Extracted data entries:
+++++

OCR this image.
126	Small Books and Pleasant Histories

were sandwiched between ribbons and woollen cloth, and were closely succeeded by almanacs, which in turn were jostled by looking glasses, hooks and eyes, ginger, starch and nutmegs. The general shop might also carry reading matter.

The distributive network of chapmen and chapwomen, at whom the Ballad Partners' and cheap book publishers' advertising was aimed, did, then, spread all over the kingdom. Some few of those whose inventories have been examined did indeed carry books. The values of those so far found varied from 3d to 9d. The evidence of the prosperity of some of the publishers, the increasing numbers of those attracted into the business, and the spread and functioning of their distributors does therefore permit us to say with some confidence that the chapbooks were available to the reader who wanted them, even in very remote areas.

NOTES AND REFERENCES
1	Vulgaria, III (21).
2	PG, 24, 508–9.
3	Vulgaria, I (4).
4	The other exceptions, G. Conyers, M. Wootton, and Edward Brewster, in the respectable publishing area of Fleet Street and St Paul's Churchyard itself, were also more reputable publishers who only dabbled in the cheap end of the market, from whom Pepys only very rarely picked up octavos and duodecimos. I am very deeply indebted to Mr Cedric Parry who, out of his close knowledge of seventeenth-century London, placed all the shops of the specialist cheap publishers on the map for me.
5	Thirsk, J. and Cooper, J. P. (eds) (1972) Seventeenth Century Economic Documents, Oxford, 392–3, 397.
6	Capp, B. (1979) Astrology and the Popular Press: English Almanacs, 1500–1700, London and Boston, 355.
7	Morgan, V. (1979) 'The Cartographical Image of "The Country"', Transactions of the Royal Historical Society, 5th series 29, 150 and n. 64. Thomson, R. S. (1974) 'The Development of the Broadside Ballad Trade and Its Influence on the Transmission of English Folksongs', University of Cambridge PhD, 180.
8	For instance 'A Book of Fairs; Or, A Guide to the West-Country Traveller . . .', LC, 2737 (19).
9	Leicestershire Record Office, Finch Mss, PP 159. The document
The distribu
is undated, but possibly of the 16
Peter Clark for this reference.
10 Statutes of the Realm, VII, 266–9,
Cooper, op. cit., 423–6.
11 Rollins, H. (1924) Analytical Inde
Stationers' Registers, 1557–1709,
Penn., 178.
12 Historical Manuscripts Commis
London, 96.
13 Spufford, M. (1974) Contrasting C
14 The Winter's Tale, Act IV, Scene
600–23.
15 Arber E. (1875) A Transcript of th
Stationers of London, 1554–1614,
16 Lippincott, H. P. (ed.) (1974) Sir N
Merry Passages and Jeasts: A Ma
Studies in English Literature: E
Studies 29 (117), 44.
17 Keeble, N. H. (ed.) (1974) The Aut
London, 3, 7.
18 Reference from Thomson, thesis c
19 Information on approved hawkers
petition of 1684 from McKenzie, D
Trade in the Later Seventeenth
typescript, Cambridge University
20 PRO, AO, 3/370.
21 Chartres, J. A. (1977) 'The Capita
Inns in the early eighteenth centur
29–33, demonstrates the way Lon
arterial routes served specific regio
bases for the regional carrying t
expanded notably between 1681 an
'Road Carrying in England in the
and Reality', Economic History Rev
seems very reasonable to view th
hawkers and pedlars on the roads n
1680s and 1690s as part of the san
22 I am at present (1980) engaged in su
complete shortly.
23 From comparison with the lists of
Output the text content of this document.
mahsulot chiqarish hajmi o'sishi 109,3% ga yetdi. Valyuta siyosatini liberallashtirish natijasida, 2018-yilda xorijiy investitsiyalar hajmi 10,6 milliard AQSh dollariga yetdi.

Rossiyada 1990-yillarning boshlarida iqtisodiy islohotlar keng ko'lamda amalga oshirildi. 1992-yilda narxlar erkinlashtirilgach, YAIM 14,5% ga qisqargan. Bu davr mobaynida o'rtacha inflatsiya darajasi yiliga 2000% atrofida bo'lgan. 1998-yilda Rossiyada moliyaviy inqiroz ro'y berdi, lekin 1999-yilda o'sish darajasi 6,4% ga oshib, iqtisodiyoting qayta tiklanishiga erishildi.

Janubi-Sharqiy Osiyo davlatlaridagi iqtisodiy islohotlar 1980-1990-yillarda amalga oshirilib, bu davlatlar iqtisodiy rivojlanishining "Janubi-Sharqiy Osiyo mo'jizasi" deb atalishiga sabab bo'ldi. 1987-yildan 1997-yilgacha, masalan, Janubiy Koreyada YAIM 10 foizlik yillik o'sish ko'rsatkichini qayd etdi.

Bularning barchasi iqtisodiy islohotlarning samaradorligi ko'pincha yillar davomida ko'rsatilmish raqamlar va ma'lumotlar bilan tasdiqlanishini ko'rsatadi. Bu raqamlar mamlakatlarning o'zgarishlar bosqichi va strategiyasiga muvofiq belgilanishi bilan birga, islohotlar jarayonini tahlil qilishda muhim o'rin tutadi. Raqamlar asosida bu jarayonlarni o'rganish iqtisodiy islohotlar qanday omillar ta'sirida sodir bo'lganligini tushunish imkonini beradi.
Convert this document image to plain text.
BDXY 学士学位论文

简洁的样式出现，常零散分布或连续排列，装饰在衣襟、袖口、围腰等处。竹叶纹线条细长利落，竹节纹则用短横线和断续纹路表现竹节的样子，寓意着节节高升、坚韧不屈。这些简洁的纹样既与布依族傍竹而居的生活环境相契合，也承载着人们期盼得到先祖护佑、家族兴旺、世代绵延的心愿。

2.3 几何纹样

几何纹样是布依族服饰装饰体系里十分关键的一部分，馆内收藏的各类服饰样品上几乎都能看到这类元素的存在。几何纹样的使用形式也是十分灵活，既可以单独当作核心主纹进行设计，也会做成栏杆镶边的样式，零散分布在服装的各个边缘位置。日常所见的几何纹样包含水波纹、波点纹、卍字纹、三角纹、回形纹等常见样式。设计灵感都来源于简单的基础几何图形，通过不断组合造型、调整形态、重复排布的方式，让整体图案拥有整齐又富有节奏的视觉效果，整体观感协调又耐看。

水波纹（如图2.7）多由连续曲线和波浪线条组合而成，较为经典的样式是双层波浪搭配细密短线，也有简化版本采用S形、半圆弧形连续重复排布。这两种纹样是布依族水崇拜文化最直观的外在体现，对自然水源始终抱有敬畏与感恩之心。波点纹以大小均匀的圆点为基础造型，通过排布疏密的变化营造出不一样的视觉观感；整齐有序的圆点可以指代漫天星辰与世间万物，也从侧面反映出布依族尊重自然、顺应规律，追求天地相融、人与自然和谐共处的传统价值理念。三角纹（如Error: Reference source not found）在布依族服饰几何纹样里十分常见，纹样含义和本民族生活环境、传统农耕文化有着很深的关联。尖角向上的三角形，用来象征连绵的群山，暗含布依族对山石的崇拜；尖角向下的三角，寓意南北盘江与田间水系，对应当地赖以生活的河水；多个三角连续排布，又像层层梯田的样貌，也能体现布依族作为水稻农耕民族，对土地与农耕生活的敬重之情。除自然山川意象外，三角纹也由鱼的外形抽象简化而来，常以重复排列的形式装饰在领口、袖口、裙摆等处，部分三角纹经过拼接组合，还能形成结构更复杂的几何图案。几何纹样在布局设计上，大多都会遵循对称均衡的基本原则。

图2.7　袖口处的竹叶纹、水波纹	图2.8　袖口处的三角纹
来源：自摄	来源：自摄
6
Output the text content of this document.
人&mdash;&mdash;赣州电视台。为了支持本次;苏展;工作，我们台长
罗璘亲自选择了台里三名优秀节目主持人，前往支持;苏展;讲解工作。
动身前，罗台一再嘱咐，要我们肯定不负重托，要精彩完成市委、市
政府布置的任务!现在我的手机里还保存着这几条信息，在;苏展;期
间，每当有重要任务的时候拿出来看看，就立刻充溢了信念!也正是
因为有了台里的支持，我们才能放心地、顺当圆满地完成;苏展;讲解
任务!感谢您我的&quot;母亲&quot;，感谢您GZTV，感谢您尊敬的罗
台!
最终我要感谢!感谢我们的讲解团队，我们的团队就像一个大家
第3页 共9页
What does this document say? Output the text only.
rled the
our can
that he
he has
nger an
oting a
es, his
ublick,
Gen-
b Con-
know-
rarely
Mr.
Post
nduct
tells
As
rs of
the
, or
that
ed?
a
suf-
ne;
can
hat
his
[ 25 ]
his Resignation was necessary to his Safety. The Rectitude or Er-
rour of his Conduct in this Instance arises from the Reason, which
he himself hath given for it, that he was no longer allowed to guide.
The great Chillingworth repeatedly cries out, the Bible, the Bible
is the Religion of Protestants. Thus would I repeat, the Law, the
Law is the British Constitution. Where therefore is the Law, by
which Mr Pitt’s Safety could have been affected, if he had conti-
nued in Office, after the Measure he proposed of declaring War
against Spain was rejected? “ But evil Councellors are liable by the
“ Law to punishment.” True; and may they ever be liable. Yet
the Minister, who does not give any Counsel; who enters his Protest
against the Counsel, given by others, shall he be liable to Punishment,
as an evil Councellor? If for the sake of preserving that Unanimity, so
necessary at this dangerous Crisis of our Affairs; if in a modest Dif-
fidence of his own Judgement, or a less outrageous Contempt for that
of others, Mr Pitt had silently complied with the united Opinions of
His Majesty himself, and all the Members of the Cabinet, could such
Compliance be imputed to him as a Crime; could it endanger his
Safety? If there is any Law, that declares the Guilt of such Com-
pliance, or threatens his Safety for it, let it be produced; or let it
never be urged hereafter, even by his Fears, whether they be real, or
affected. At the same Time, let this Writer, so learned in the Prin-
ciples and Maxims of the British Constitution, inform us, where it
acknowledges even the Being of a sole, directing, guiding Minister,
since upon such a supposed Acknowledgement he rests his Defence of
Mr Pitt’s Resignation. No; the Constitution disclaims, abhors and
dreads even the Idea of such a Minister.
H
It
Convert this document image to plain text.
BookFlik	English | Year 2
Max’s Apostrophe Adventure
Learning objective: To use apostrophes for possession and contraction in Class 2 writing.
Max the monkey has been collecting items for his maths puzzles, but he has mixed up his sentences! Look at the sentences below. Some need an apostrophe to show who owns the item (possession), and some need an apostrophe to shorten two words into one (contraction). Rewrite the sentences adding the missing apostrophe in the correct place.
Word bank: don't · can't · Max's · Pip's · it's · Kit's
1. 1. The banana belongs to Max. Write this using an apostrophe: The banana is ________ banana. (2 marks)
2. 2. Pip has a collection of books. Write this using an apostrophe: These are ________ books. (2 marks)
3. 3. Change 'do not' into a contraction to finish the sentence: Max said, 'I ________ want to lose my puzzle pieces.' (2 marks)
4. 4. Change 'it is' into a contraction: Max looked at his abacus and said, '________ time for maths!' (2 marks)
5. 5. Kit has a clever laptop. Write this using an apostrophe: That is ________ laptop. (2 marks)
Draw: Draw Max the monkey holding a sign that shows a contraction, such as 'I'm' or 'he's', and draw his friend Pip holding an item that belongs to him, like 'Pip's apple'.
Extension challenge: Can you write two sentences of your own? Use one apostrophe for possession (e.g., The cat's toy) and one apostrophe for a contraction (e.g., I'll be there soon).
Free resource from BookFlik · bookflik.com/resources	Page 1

+++++

Give the number of lines that hold the word "marks" in these records, with nothing added.

5